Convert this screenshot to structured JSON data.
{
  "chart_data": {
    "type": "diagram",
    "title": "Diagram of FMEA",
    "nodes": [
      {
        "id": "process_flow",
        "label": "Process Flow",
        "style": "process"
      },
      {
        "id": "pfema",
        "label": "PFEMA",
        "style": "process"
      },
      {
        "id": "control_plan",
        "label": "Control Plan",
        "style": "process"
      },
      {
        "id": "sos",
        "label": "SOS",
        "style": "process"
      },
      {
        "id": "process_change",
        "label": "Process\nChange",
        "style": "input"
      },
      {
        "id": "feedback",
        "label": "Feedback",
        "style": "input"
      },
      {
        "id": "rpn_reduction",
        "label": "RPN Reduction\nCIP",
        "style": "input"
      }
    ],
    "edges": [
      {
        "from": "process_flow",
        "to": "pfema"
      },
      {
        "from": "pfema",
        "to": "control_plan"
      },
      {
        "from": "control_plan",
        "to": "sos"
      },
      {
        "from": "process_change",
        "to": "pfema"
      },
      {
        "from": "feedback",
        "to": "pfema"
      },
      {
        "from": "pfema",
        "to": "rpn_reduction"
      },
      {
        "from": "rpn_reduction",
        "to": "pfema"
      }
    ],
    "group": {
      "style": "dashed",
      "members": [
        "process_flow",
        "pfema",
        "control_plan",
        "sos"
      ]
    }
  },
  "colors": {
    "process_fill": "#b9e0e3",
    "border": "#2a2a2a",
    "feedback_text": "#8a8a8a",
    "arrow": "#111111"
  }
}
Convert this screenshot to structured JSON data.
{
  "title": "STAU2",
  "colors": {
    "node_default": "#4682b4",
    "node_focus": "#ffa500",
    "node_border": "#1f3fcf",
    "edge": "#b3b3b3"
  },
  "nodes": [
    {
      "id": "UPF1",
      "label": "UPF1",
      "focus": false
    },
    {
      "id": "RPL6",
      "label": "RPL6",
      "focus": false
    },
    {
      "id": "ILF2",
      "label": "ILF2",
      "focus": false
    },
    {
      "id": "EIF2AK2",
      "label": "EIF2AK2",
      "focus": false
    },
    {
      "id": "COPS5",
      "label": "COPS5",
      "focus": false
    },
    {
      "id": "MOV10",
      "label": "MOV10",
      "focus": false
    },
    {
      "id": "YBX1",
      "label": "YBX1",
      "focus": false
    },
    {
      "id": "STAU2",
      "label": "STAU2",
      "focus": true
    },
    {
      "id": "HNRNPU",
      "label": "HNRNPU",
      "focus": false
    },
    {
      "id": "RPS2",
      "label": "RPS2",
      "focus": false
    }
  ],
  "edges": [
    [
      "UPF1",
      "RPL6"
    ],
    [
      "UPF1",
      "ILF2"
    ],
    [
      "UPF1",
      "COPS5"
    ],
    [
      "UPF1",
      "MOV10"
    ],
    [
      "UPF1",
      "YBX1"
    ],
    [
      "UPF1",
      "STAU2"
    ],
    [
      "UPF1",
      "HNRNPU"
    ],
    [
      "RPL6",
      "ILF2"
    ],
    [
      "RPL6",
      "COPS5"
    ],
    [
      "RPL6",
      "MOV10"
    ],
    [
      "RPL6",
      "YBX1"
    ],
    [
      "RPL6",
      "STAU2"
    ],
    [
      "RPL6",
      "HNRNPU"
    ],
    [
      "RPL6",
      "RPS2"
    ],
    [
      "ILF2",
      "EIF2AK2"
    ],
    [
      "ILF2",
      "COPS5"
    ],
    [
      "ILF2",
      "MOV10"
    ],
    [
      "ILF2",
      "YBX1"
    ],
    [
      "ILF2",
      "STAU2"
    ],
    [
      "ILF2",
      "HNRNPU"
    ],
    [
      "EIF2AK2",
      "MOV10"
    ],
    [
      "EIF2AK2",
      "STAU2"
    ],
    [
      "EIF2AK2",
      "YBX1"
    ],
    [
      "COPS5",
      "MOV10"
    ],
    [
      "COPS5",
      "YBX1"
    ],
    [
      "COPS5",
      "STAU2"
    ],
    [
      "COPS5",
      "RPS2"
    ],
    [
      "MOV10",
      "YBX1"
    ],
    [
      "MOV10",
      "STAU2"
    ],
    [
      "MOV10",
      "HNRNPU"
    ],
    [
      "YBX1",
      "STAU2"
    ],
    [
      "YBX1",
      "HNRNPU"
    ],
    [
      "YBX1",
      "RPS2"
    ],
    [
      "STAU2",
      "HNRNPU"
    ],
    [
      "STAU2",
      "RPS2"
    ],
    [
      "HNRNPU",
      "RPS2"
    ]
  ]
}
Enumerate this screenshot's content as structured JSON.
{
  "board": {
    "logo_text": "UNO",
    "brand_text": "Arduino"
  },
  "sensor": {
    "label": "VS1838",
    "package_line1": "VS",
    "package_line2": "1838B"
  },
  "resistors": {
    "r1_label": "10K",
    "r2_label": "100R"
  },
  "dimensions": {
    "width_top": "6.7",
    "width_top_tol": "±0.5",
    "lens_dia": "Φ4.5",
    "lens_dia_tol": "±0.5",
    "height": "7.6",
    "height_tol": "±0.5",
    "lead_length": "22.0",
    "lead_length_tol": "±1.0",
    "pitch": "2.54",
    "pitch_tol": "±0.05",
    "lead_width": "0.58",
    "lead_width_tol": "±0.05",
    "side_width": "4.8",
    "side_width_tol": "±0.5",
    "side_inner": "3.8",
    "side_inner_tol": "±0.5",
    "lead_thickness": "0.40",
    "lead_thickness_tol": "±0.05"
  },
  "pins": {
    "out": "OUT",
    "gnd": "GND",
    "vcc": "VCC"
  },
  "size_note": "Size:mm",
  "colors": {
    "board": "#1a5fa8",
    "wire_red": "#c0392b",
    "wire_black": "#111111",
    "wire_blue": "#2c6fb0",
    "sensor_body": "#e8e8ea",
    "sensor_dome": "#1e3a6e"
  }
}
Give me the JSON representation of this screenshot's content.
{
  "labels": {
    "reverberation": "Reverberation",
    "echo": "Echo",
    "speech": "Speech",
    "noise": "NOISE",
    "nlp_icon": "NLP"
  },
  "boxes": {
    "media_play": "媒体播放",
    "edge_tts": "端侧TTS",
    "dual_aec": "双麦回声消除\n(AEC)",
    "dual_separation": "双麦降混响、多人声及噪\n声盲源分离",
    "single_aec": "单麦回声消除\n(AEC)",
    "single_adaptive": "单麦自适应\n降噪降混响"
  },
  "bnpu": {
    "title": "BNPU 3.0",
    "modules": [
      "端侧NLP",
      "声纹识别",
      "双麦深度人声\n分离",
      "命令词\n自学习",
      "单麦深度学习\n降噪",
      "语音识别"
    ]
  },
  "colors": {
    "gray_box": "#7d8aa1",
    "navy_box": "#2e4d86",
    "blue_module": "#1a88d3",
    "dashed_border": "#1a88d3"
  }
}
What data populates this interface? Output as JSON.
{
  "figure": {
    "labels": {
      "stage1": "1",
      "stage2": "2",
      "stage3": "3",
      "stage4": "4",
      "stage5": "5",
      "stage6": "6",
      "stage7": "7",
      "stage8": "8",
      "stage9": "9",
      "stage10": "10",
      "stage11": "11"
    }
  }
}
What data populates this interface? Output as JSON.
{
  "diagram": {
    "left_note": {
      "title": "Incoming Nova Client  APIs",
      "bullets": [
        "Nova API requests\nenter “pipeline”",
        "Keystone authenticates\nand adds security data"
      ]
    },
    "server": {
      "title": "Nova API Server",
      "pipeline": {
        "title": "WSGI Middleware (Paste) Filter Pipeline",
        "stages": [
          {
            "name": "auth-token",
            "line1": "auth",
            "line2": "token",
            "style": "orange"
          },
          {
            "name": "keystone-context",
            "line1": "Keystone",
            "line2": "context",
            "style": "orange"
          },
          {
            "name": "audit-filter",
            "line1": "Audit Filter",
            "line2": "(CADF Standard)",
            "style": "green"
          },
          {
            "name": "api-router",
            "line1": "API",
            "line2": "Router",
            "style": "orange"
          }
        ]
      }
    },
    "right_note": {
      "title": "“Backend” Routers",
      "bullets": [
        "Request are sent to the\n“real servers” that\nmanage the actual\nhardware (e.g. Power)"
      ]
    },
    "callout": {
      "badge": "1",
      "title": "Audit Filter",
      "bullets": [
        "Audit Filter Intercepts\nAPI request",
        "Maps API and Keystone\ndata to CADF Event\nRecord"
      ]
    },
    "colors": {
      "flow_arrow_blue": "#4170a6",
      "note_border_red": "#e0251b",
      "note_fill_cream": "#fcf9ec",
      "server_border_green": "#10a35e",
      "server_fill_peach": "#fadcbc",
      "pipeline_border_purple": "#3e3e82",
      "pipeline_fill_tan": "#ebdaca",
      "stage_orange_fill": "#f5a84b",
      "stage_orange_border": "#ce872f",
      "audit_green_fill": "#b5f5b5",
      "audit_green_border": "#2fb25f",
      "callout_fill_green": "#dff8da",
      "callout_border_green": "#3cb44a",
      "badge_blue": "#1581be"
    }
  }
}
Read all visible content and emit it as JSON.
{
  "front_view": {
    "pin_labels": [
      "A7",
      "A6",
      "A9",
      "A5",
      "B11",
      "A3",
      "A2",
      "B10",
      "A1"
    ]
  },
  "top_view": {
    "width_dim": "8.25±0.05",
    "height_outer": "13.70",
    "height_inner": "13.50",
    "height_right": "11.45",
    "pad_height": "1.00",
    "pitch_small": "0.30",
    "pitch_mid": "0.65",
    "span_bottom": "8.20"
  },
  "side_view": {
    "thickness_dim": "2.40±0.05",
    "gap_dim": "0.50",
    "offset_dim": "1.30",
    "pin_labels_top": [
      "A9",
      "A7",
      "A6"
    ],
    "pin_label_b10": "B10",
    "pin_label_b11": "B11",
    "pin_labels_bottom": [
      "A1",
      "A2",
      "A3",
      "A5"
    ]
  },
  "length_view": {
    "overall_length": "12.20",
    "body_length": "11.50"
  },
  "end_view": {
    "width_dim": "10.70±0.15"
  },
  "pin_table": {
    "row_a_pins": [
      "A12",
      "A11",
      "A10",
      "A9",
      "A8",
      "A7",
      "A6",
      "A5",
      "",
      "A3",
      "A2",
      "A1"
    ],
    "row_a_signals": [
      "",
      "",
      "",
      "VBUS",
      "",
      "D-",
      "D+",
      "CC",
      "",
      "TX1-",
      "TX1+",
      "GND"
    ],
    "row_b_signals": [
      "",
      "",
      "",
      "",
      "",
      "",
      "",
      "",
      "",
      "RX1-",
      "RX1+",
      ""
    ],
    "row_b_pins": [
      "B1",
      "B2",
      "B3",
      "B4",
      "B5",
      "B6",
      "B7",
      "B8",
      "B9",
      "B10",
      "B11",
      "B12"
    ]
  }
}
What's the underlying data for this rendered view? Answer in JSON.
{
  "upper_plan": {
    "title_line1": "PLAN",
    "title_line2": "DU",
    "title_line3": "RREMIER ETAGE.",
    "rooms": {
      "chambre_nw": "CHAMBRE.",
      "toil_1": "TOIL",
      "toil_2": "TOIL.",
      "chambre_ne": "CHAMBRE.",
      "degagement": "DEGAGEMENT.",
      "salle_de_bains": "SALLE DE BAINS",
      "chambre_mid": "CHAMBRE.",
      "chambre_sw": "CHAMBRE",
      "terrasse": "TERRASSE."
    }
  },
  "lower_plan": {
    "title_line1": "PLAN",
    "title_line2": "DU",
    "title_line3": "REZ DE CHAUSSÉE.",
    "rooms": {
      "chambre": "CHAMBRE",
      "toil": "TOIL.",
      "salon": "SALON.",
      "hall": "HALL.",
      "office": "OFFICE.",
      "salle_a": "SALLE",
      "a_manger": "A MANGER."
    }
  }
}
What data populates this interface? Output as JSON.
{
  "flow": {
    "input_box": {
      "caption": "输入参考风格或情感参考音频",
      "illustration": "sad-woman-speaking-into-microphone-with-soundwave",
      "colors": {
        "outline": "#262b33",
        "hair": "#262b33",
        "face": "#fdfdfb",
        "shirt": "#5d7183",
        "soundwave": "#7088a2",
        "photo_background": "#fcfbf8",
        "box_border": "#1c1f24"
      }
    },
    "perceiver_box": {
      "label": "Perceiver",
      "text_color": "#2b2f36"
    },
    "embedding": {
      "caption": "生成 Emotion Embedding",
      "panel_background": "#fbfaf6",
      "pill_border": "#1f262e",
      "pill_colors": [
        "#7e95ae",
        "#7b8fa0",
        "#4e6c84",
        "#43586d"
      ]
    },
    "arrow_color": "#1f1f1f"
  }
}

------------------------

Identify each line in the records above that contains the word "CADF", and copy it out in full.

            "line2": "(CADF Standard)",
        "Maps API and Keystone\ndata to CADF Event\nRecord"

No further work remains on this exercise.